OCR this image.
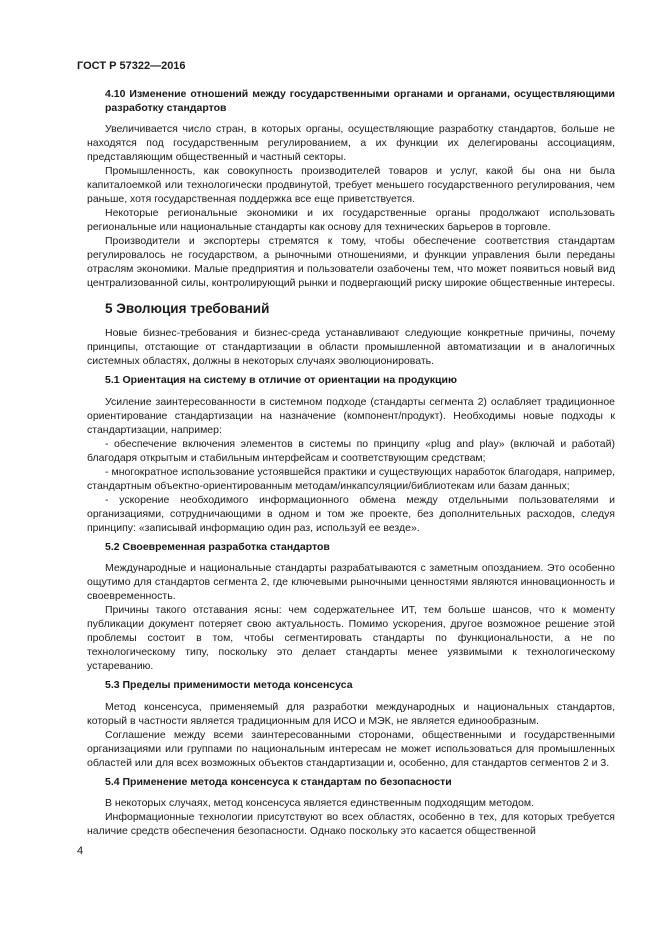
ГОСТ Р 57322—2016
4.10 Изменение отношений между государственными органами и органами, осуществляющими разработку стандартов

Увеличивается число стран, в которых органы, осуществляющие разработку стандартов, больше не находятся под государственным регулированием, а их функции их делегированы ассоциациям, представляющим общественный и частный секторы.

Промышленность, как совокупность производителей товаров и услуг, какой бы она ни была капиталоемкой или технологически продвинутой, требует меньшего государственного регулирования, чем раньше, хотя государственная поддержка все еще приветствуется.

Некоторые региональные экономики и их государственные органы продолжают использовать региональные или национальные стандарты как основу для технических барьеров в торговле.

Производители и экспортеры стремятся к тому, чтобы обеспечение соответствия стандартам регулировалось не государством, а рыночными отношениями, и функции управления были переданы отраслям экономики. Малые предприятия и пользователи озабочены тем, что может появиться новый вид централизованной силы, контролирующий рынки и подвергающий риску широкие общественные интересы.

5 Эволюция требований

Новые бизнес-требования и бизнес-среда устанавливают следующие конкретные причины, почему принципы, отстающие от стандартизации в области промышленной автоматизации и в аналогичных системных областях, должны в некоторых случаях эволюционировать.

5.1 Ориентация на систему в отличие от ориентации на продукцию

Усиление заинтересованности в системном подходе (стандарты сегмента 2) ослабляет традиционное ориентирование стандартизации на назначение (компонент/продукт). Необходимы новые подходы к стандартизации, например:

- обеспечение включения элементов в системы по принципу «plug and play» (включай и работай) благодаря открытым и стабильным интерфейсам и соответствующим средствам;

- многократное использование устоявшейся практики и существующих наработок благодаря, например, стандартным объектно-ориентированным методам/инкапсуляции/библиотекам или базам данных;

- ускорение необходимого информационного обмена между отдельными пользователями и организациями, сотрудничающими в одном и том же проекте, без дополнительных расходов, следуя принципу: «записывай информацию один раз, используй ее везде».

5.2 Своевременная разработка стандартов

Международные и национальные стандарты разрабатываются с заметным опозданием. Это особенно ощутимо для стандартов сегмента 2, где ключевыми рыночными ценностями являются инновационность и своевременность.

Причины такого отставания ясны: чем содержательнее ИТ, тем больше шансов, что к моменту публикации документ потеряет свою актуальность. Помимо ускорения, другое возможное решение этой проблемы состоит в том, чтобы сегментировать стандарты по функциональности, а не по технологическому типу, поскольку это делает стандарты менее уязвимыми к технологическому устареванию.

5.3 Пределы применимости метода консенсуса

Метод консенсуса, применяемый для разработки международных и национальных стандартов, который в частности является традиционным для ИСО и МЭК, не является единообразным.

Соглашение между всеми заинтересованными сторонами, общественными и государственными организациями или группами по национальным интересам не может использоваться для промышленных областей или для всех возможных объектов стандартизации и, особенно, для стандартов сегментов 2 и 3.

5.4 Применение метода консенсуса к стандартам по безопасности

В некоторых случаях, метод консенсуса является единственным подходящим методом.

Информационные технологии присутствуют во всех областях, особенно в тех, для которых требуется наличие средств обеспечения безопасности. Однако поскольку это касается общественной

4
——————————
- _DO THIS_: Repeat the data exactly, excluding the pictures.

- _FINAL RESULT_:
OCR this image.
ГОСТ Р 57322—2016
4.10 Изменение отношений между государственными органами и органами, осуществляющими разработку стандартов

Увеличивается число стран, в которых органы, осуществляющие разработку стандартов, больше не находятся под государственным регулированием, а их функции их делегированы ассоциациям, представляющим общественный и частный секторы.

Промышленность, как совокупность производителей товаров и услуг, какой бы она ни была капиталоемкой или технологически продвинутой, требует меньшего государственного регулирования, чем раньше, хотя государственная поддержка все еще приветствуется.

Некоторые региональные экономики и их государственные органы продолжают использовать региональные или национальные стандарты как основу для технических барьеров в торговле.

Производители и экспортеры стремятся к тому, чтобы обеспечение соответствия стандартам регулировалось не государством, а рыночными отношениями, и функции управления были переданы отраслям экономики. Малые предприятия и пользователи озабочены тем, что может появиться новый вид централизованной силы, контролирующий рынки и подвергающий риску широкие общественные интересы.

5 Эволюция требований

Новые бизнес-требования и бизнес-среда устанавливают следующие конкретные причины, почему принципы, отстающие от стандартизации в области промышленной автоматизации и в аналогичных системных областях, должны в некоторых случаях эволюционировать.

5.1 Ориентация на систему в отличие от ориентации на продукцию

Усиление заинтересованности в системном подходе (стандарты сегмента 2) ослабляет традиционное ориентирование стандартизации на назначение (компонент/продукт). Необходимы новые подходы к стандартизации, например:

- обеспечение включения элементов в системы по принципу «plug and play» (включай и работай) благодаря открытым и стабильным интерфейсам и соответствующим средствам;

- многократное использование устоявшейся практики и существующих наработок благодаря, например, стандартным объектно-ориентированным методам/инкапсуляции/библиотекам или базам данных;

- ускорение необходимого информационного обмена между отдельными пользователями и организациями, сотрудничающими в одном и том же проекте, без дополнительных расходов, следуя принципу: «записывай информацию один раз, используй ее везде».

5.2 Своевременная разработка стандартов

Международные и национальные стандарты разрабатываются с заметным опозданием. Это особенно ощутимо для стандартов сегмента 2, где ключевыми рыночными ценностями являются инновационность и своевременность.

Причины такого отставания ясны: чем содержательнее ИТ, тем больше шансов, что к моменту публикации документ потеряет свою актуальность. Помимо ускорения, другое возможное решение этой проблемы состоит в том, чтобы сегментировать стандарты по функциональности, а не по технологическому типу, поскольку это делает стандарты менее уязвимыми к технологическому устареванию.

5.3 Пределы применимости метода консенсуса

Метод консенсуса, применяемый для разработки международных и национальных стандартов, который в частности является традиционным для ИСО и МЭК, не является единообразным.

Соглашение между всеми заинтересованными сторонами, общественными и государственными организациями или группами по национальным интересам не может использоваться для промышленных областей или для всех возможных объектов стандартизации и, особенно, для стандартов сегментов 2 и 3.

5.4 Применение метода консенсуса к стандартам по безопасности

В некоторых случаях, метод консенсуса является единственным подходящим методом.

Информационные технологии присутствуют во всех областях, особенно в тех, для которых требуется наличие средств обеспечения безопасности. Однако поскольку это касается общественной

4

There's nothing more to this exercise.